▶ _Aim_:
Select, from the data, each line where "leísmo" occurs.

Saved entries
· · · · ·

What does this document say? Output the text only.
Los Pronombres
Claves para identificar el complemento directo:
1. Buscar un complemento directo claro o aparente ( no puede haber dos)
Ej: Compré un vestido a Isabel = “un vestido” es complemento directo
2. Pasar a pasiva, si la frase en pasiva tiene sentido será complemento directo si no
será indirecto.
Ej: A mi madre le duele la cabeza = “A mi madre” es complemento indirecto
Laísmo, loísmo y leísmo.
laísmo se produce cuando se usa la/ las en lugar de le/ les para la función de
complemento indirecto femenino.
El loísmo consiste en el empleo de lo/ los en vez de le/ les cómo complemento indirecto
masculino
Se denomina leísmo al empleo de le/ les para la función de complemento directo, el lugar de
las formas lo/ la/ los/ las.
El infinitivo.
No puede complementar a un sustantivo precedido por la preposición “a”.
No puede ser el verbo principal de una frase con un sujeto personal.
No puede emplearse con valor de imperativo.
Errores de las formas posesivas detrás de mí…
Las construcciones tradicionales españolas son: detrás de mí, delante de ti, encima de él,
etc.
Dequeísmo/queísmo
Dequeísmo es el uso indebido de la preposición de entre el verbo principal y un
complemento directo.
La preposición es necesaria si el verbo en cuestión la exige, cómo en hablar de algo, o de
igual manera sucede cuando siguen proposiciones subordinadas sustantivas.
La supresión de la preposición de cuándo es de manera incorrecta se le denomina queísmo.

· · · · ·

▶ _Response to this exercise_:
Laísmo, loísmo y leísmo.
Se denomina leísmo al empleo de le/ les para la función de complemento directo, el lugar de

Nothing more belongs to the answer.